§ DIRECTIONS:
• A. In the blog post, what bridle was the writer using on the obstacle course?
• B. Repeat word for word the part of the blog post between "Fat horse, fat" and "with great results.", inclusive.
• C. Summarize the blog post in two sentences.

§ PROVIDED TEXT:
···
Monday, April 6, 2009

Fat horse, fat rider and the long winter sick.

Fritha fat and sassy!

It was a long winter, a long sick winter. Evidently somewhere during the many flu bugs and colds I caught this winter, I developed a sinus infection. I had no idea. It wasn't the typical symptoms, I've come to expect. However, it did have the effect of making riding near impossible. I had no energy, body aches, and no balance. Not that I didn't try to ride every chance I had, where I felt even half-way good. I wish now that I hadn't. A winter of poor balance, and uncertain riding have set Fritha and I considerably back.

Despite all this, there were some great experiences this winter.

I had a chance to get someone else up on Fritha, with great results.

I also had a chance just recently to work with Fritha over an obstacle course. This turned out to be a blast. Fritha was willing to trust, and happy to work. I was riding bareback, and using my Crazy Ropes bridle, and loving it. We walked over tarps, we trotted over poles, and we practiced bending around cones. Fritha did really, really well, until nature conspired against us.

It's been a really, really long time since I've fallen off a horse. Over 10 years since I've had a horse fall down with me, and more than that since I've come off for some other reason. Evidently...I've had it coming.

I had no business being on my horse that day. I had hopped on earlier, and realized my balance was still too shaky to ride. Part way through my first course of antibiotics for that sinus infection, and I was feel better, but a properly working equilibrium is essential when riding. But the obstacle course lured me back on my horse's back.
···
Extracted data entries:
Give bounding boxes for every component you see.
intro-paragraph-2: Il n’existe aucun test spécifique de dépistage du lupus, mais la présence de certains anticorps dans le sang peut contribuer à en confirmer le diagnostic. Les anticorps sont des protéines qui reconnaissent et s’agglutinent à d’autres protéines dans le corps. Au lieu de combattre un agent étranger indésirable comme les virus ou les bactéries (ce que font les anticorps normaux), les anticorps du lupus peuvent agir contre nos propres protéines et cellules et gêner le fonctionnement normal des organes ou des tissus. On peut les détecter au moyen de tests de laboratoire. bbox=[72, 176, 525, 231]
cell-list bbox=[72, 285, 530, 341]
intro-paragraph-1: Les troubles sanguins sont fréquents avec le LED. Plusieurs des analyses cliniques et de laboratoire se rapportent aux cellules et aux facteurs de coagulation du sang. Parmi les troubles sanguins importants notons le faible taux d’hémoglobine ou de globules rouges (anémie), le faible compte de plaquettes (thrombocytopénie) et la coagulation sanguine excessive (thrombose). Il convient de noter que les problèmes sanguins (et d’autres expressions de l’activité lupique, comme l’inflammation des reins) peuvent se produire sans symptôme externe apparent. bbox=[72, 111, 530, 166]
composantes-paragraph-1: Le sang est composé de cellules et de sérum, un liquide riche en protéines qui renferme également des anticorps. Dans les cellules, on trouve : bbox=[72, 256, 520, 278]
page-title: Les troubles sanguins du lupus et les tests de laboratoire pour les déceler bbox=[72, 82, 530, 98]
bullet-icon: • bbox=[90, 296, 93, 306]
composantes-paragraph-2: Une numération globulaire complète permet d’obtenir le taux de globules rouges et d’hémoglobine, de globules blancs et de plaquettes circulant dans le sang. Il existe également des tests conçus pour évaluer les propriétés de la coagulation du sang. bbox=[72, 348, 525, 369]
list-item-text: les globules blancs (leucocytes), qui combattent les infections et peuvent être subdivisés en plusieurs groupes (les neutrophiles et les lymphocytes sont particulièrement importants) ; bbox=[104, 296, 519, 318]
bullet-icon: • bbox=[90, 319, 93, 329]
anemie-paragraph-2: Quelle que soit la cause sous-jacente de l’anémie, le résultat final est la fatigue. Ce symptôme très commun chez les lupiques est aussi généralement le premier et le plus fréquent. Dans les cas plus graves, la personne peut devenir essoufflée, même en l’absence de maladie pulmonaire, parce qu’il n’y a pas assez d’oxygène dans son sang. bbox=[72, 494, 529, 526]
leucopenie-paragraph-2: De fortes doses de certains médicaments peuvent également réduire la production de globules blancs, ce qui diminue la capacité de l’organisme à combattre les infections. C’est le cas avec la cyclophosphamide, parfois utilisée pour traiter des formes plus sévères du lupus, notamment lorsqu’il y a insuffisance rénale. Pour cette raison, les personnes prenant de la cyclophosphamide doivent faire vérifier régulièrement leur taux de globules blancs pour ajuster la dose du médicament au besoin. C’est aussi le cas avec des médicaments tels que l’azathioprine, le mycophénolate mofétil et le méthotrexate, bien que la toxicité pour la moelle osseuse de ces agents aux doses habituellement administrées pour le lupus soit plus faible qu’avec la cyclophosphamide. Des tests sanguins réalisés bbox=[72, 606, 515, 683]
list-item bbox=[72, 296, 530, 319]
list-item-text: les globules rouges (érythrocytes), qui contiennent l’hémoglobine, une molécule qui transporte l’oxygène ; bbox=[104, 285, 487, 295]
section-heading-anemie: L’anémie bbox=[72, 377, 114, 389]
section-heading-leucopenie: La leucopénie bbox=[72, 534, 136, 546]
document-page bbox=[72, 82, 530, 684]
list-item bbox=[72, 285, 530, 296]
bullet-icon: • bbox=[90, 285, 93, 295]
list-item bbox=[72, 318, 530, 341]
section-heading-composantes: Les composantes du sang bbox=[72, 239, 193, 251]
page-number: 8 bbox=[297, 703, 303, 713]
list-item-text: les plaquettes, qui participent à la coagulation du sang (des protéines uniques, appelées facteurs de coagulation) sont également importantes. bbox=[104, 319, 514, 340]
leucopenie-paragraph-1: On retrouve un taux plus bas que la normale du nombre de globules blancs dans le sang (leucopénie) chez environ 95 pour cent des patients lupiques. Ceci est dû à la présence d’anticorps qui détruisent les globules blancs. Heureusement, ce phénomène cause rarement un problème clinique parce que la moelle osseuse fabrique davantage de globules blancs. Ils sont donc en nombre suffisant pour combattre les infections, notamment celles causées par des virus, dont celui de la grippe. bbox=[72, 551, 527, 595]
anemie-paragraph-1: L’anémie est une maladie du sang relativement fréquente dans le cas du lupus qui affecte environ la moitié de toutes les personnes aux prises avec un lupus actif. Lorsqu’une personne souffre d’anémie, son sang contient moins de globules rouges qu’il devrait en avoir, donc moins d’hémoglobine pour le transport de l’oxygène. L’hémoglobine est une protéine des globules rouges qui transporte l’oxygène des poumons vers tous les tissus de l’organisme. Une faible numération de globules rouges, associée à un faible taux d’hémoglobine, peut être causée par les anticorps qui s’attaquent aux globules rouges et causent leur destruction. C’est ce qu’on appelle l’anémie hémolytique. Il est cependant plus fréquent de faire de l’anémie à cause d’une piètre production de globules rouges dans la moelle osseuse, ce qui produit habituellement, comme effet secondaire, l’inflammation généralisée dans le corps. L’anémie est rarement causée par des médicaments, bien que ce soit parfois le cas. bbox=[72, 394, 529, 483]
···
§ EXERCISE ANSWERS:
• A. The writer was using a Crazy Ropes bridle.

• B.
Fat horse, fat rider and the long winter sick.

Fritha fat and sassy!

It was a long winter, a long sick winter. Evidently somewhere during the many flu bugs and colds I caught this winter, I developed a sinus infection. I had no idea. It wasn't the typical symptoms, I've come to expect. However, it did have the effect of making riding near impossible. I had no energy, body aches, and no balance. Not that I didn't try to ride every chance I had, where I felt even half-way good. I wish now that I hadn't. A winter of poor balance, and uncertain riding have set Fritha and I considerably back.

Despite all this, there were some great experiences this winter.

I had a chance to get someone else up on Fritha, with great results.

• C. During a long, sick winter, an unrecognized sinus infection left the writer with no energy, body aches and poor balance, and riding anyway set the writer and Fritha considerably back. There were still great experiences, including getting someone else up on Fritha and a bareback obstacle course where Fritha did really well, although the writer had no business riding that day with balance still too shaky.